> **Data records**
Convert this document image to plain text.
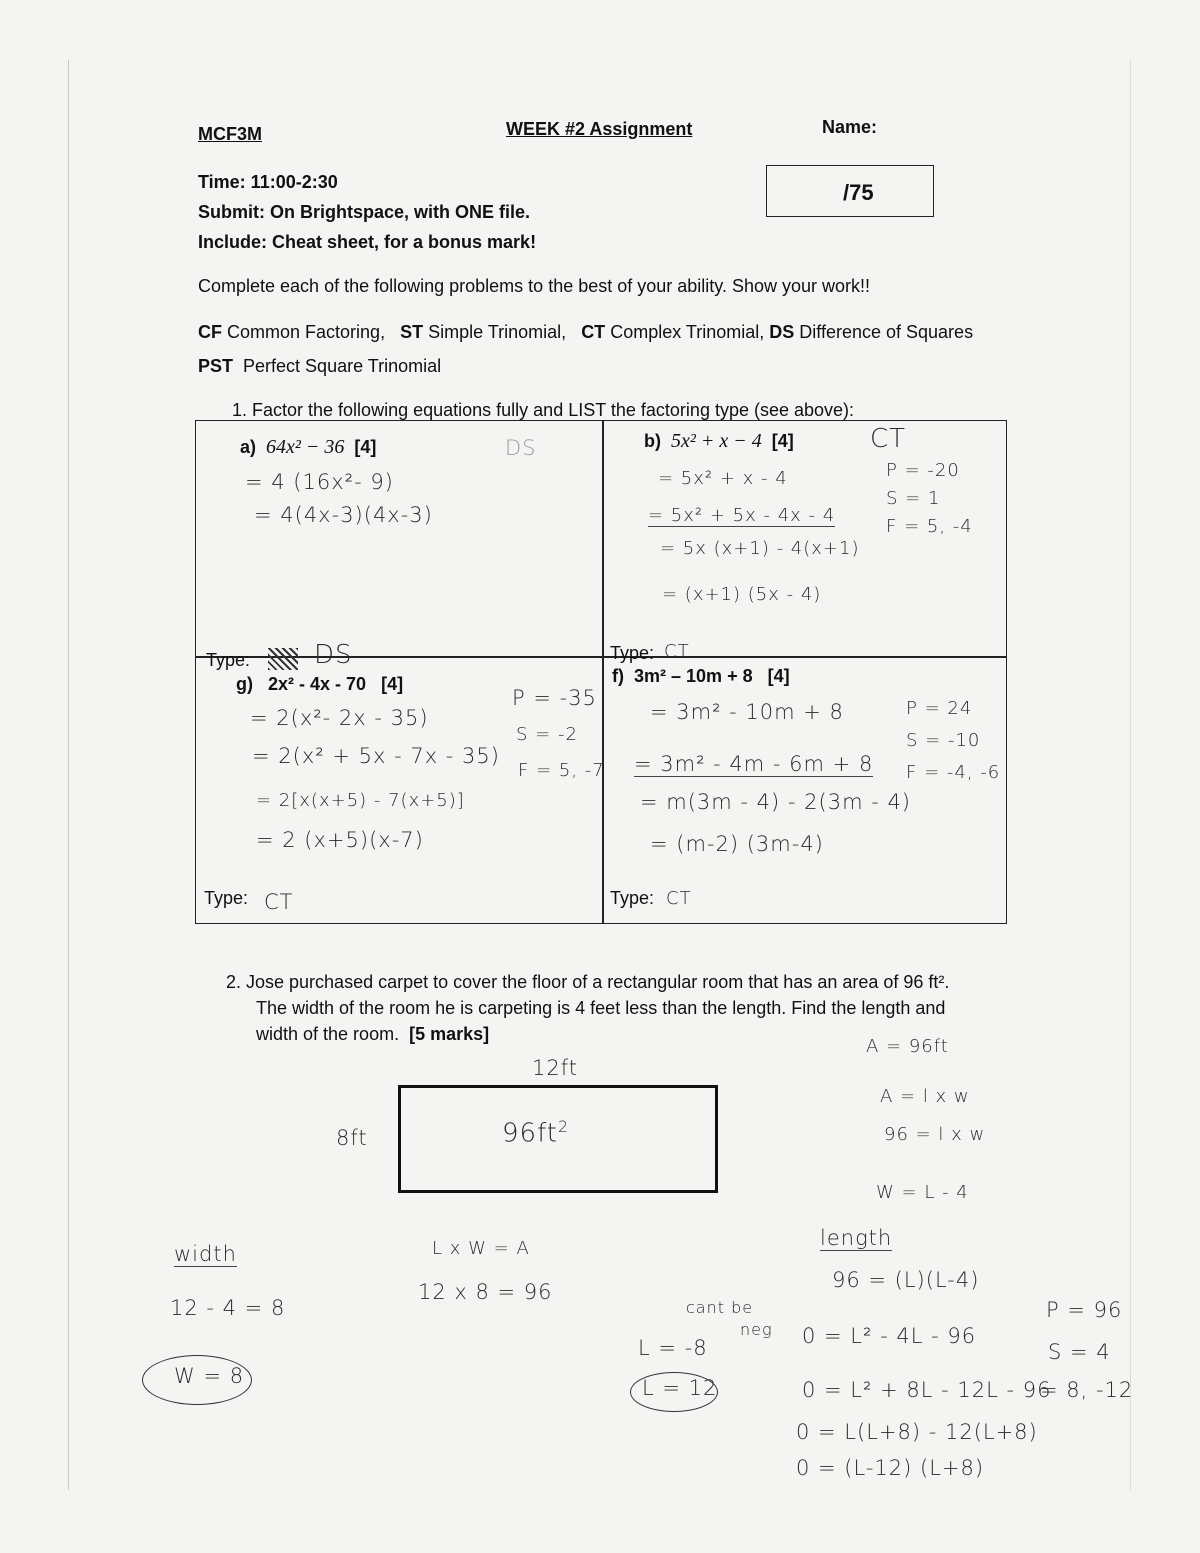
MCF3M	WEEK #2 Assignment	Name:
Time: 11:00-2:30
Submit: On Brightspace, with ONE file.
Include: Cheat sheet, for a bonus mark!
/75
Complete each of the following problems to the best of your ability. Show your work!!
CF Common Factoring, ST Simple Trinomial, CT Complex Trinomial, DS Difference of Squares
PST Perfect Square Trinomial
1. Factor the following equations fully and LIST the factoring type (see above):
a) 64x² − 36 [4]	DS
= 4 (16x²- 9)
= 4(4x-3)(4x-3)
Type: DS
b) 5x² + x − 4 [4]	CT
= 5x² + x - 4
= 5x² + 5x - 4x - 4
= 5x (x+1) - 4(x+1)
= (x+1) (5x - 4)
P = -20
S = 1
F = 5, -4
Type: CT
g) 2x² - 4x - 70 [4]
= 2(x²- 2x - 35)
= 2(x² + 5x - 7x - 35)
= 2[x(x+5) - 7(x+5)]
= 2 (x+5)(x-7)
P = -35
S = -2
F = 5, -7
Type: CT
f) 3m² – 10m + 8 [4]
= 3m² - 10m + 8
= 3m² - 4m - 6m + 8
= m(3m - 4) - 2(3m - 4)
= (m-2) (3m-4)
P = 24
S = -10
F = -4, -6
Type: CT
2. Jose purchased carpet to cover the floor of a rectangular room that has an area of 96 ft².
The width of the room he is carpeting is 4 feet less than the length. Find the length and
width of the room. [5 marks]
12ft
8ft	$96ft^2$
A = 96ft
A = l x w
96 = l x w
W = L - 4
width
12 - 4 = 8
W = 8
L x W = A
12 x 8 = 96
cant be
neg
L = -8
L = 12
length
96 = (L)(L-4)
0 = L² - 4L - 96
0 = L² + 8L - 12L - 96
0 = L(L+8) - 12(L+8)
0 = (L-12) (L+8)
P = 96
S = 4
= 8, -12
--
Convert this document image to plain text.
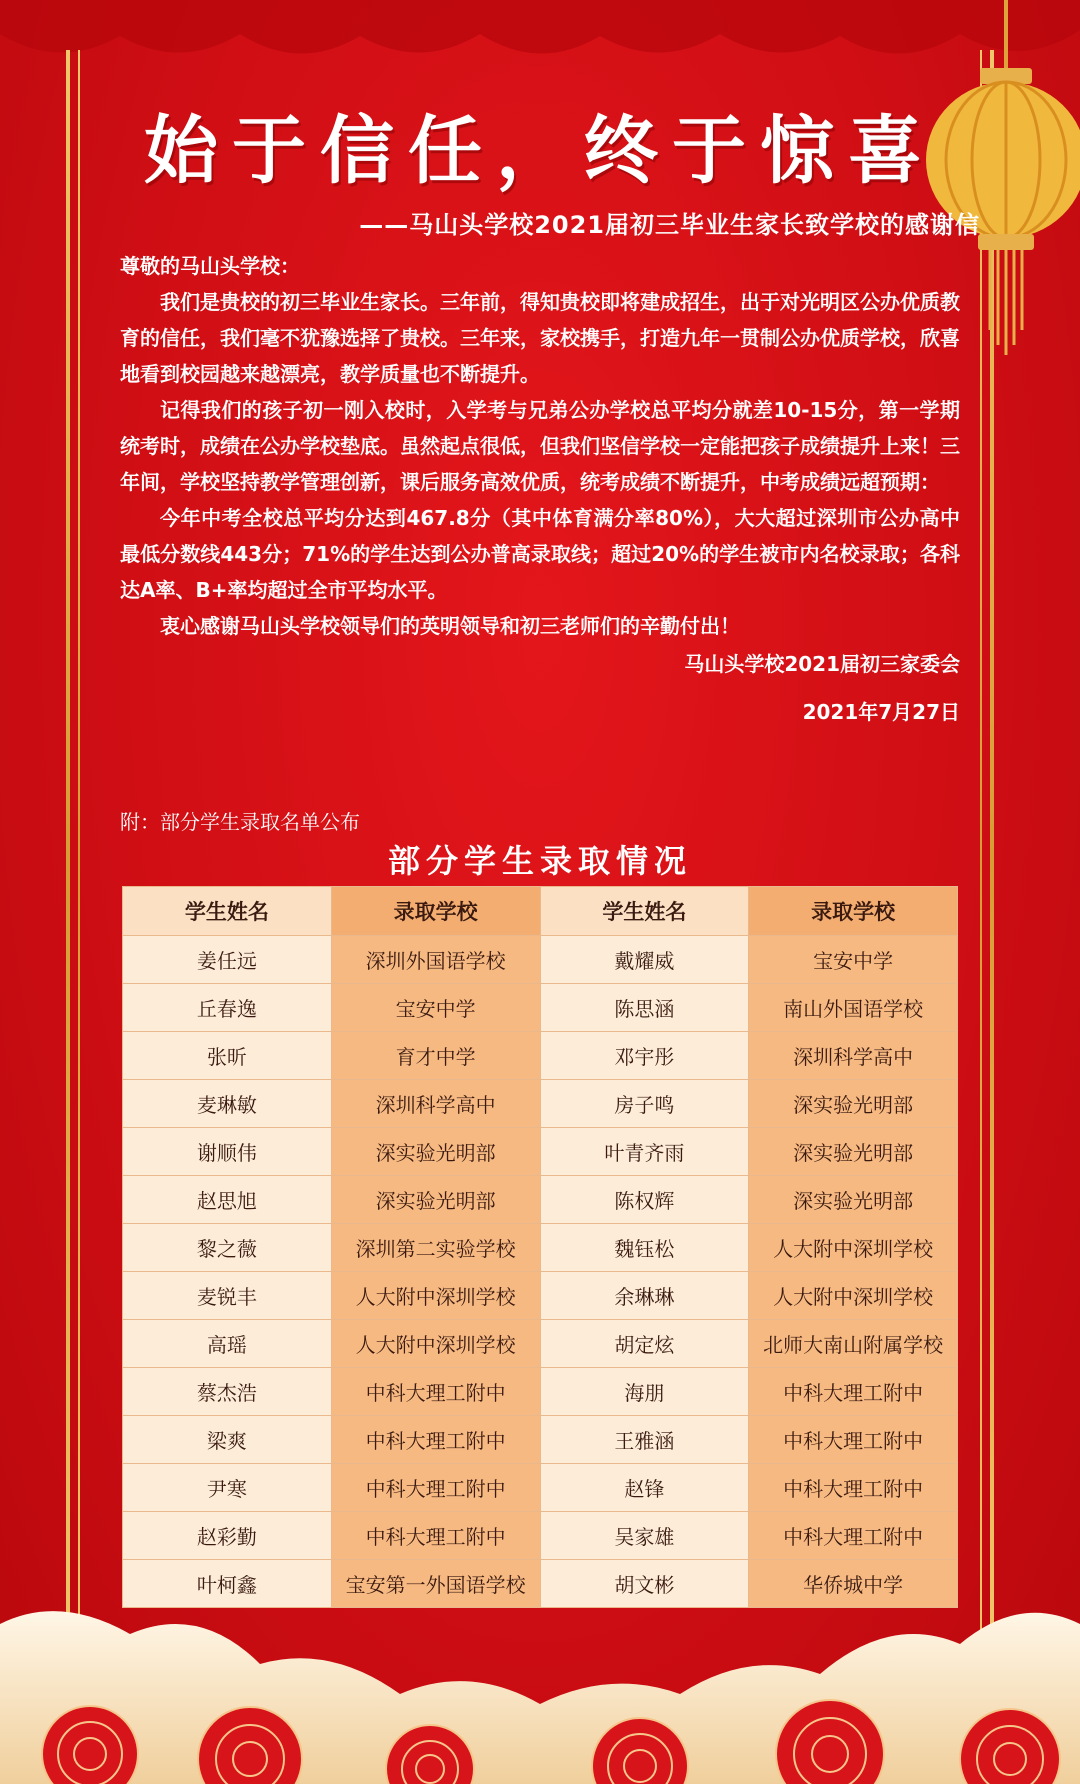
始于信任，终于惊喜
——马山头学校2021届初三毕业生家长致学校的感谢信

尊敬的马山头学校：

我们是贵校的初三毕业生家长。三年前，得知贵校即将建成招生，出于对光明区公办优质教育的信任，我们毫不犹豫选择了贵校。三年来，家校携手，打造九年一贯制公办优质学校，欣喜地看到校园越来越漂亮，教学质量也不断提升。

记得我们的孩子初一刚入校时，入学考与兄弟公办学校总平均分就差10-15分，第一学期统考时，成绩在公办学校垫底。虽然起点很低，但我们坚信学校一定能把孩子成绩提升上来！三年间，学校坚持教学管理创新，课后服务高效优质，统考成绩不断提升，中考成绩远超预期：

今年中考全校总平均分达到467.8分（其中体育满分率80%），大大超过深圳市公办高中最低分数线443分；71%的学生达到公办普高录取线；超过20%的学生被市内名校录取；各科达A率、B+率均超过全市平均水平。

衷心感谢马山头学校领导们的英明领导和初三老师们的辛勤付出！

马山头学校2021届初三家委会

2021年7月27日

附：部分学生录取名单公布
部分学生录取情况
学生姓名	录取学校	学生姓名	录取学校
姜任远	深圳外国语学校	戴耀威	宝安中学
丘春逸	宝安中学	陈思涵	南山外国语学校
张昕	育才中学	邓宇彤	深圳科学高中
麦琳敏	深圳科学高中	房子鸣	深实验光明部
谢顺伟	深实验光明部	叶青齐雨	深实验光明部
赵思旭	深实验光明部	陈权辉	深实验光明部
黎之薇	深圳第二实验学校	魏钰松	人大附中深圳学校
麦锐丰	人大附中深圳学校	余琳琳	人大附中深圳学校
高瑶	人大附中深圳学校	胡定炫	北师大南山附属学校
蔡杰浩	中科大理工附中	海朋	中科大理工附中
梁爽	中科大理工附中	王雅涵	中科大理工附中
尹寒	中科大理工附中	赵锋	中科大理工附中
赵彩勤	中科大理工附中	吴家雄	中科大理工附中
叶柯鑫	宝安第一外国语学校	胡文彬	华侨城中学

> **Work required**
Gather each line from the listing above that holds "length".

> **The reply**
The width of the room he is carpeting is 4 feet less than the length. Find the length and
length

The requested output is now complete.